EXERCISE OBJECTIVE => Pull out each line of the records holding the string "xlabel".
═══ PROVIDED DATA ═══
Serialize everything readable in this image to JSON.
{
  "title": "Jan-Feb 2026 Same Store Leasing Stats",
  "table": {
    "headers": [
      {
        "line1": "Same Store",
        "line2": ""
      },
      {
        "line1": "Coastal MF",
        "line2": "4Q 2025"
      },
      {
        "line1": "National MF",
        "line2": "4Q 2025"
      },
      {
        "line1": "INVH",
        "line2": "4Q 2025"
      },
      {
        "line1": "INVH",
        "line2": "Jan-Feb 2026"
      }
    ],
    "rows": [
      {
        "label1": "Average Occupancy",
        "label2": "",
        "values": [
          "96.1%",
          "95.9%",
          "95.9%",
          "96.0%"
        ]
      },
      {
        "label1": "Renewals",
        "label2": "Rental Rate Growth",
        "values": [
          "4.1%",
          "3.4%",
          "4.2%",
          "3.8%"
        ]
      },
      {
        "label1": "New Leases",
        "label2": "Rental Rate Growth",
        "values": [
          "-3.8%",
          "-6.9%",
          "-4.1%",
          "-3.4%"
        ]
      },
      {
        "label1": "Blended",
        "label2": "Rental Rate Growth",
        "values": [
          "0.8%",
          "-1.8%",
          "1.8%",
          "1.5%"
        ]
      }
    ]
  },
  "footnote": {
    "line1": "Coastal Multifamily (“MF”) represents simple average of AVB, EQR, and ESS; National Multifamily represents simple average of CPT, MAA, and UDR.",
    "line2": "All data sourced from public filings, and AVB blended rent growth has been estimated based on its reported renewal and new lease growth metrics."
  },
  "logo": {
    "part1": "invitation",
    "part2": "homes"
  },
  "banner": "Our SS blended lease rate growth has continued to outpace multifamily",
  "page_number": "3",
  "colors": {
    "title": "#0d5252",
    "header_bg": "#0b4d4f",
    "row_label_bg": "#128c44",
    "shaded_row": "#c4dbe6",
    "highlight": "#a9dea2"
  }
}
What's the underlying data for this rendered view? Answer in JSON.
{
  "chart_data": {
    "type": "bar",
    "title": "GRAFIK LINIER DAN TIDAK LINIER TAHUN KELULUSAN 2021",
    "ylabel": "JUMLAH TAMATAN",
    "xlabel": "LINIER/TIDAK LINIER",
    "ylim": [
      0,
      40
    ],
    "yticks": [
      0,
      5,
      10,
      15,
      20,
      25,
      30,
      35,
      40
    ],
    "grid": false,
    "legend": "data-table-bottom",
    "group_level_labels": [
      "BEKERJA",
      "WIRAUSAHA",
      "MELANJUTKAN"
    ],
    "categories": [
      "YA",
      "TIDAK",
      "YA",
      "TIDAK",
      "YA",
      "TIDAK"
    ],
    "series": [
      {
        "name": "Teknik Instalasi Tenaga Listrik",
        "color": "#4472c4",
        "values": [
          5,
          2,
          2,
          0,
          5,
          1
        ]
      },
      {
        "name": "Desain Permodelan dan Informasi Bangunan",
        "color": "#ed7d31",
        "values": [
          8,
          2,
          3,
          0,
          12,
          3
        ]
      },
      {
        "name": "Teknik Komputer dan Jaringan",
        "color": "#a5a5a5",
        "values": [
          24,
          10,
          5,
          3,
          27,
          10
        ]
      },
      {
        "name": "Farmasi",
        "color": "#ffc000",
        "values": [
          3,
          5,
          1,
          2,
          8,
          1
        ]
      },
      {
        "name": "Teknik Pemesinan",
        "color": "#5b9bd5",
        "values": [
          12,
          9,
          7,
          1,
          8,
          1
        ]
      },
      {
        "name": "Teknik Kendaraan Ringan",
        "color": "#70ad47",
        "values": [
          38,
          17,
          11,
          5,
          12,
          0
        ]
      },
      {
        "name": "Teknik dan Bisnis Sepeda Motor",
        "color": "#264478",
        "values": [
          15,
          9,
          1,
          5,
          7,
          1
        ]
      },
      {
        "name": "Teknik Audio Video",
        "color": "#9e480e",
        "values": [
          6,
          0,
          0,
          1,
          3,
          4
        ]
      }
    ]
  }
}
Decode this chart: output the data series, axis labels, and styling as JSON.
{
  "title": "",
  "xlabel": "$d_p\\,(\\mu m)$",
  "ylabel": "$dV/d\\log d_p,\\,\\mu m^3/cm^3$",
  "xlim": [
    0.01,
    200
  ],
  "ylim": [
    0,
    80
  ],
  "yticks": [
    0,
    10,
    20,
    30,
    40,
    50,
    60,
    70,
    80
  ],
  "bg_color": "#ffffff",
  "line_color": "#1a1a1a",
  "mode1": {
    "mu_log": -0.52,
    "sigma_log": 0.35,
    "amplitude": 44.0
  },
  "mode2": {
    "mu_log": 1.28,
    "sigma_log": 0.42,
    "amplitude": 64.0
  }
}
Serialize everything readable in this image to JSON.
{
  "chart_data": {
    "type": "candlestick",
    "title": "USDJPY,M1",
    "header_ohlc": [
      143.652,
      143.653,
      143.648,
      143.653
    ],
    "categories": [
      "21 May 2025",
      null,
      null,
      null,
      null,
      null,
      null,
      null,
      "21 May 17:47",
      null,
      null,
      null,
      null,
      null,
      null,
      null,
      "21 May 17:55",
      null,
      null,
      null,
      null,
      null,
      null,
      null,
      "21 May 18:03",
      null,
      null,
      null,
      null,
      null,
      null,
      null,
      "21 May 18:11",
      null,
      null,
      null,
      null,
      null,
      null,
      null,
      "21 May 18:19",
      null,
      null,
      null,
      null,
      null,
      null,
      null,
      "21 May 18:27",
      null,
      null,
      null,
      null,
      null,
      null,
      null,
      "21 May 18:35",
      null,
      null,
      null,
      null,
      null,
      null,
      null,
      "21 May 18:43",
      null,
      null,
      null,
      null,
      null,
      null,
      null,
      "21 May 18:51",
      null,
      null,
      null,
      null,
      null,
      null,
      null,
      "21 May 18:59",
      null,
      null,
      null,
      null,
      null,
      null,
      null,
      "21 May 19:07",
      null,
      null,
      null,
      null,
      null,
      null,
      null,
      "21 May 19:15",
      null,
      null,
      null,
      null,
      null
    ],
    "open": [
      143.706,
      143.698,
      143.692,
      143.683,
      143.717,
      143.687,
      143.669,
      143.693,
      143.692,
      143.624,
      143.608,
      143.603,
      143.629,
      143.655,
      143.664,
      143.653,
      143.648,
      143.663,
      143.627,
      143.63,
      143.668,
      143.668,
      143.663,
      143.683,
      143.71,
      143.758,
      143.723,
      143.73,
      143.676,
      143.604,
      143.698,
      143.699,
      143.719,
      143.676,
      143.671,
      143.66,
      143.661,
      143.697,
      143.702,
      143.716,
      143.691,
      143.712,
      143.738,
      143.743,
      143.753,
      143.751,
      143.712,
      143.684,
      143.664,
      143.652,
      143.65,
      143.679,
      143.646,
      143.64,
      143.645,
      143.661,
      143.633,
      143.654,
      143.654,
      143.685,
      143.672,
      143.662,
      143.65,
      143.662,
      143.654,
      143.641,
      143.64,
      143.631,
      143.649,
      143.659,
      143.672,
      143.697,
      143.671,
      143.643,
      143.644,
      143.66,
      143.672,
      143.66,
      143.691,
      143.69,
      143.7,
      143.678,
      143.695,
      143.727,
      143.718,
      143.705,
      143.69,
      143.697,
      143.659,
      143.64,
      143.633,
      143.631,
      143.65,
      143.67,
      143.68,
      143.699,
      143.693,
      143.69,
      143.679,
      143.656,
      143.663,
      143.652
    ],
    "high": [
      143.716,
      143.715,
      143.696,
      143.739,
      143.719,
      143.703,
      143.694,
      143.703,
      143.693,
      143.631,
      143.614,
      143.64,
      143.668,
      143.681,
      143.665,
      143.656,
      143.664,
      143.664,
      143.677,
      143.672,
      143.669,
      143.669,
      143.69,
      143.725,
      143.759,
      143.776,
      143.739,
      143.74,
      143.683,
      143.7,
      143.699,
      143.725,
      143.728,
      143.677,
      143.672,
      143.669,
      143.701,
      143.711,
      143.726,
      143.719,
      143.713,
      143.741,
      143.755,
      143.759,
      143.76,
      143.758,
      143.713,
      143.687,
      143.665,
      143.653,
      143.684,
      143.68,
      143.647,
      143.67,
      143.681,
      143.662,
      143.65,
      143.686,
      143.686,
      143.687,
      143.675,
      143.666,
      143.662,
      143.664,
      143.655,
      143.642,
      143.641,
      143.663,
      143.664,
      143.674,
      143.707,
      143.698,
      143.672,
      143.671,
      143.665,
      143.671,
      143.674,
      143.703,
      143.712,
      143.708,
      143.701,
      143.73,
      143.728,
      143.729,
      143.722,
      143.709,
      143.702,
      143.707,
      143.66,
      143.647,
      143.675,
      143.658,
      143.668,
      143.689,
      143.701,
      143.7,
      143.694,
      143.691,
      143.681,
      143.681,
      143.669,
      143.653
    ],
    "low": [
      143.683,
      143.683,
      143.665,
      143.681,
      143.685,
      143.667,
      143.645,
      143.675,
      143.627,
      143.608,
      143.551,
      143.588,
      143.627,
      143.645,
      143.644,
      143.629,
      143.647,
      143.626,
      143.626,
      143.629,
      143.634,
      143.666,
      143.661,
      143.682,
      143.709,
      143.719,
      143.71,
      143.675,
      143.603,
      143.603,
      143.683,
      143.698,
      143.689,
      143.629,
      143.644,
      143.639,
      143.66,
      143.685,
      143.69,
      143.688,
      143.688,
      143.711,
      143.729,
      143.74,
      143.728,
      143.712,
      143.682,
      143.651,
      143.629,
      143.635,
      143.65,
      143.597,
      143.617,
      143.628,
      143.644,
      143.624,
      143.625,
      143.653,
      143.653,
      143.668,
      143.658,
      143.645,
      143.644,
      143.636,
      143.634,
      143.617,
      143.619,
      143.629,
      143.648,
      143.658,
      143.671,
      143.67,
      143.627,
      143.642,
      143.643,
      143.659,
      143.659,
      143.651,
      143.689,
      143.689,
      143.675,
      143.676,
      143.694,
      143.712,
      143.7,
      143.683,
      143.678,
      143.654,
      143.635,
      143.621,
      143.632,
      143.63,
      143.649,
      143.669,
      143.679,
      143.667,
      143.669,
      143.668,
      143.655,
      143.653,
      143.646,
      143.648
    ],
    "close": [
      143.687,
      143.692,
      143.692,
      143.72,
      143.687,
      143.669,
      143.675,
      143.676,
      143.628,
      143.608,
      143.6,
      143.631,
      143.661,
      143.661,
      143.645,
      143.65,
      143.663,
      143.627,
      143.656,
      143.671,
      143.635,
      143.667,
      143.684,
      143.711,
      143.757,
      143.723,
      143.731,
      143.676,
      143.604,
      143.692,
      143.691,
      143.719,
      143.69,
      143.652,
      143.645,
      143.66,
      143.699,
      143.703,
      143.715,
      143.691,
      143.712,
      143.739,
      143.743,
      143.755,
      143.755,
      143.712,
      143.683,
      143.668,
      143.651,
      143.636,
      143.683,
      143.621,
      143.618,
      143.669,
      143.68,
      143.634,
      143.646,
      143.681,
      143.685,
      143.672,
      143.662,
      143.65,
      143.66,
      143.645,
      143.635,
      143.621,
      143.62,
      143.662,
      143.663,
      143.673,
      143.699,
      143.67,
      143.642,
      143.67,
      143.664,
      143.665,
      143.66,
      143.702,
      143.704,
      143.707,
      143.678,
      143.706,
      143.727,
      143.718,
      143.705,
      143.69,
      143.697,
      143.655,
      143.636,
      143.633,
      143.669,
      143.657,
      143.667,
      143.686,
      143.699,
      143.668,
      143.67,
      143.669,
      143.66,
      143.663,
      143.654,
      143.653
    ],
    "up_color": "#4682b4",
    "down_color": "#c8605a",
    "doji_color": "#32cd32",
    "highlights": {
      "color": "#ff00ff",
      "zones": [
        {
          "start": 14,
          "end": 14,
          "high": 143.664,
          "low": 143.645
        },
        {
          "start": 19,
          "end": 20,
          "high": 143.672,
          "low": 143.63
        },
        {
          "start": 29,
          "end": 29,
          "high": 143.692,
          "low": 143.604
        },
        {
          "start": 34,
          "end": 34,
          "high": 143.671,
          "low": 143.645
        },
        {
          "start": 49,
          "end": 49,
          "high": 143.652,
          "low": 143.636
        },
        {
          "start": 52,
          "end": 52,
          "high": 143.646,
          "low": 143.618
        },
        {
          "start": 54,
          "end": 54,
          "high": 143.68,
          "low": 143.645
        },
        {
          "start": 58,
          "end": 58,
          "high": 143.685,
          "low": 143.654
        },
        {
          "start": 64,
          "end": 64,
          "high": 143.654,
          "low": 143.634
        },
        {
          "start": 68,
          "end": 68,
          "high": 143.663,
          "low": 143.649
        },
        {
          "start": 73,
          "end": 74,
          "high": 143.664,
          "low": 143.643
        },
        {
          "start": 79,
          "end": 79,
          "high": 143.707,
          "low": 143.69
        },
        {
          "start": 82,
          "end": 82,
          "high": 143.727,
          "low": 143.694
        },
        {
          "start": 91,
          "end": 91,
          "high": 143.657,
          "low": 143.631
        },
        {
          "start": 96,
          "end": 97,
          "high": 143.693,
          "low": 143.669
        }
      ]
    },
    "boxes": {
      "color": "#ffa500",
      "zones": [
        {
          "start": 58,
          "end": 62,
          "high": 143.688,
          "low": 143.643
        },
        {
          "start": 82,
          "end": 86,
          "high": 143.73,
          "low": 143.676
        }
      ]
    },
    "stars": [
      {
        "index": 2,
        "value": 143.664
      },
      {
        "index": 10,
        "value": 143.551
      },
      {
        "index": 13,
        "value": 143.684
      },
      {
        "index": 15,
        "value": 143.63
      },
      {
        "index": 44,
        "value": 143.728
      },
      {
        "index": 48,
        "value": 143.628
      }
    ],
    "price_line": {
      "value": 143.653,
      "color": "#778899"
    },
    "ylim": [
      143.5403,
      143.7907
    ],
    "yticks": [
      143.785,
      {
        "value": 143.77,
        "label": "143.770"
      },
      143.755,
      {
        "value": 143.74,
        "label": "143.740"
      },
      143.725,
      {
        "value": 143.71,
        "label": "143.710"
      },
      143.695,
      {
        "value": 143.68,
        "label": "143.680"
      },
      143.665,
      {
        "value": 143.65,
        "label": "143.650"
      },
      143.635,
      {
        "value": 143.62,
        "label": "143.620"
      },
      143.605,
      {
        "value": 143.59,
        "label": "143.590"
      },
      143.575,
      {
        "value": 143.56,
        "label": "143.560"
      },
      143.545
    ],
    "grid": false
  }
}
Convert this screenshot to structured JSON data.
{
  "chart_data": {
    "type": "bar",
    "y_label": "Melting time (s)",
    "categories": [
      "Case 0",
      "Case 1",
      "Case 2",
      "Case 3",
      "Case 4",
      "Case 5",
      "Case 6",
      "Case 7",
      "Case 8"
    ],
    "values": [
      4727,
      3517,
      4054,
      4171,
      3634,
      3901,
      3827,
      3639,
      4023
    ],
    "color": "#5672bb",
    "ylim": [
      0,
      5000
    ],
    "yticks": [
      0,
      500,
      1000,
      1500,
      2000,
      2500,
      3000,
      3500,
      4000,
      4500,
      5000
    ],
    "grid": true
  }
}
═══
EXERCISE RESPONSE =>
    "xlabel": "LINIER/TIDAK LINIER",
  "xlabel": "$d_p\\,(\\mu m)$",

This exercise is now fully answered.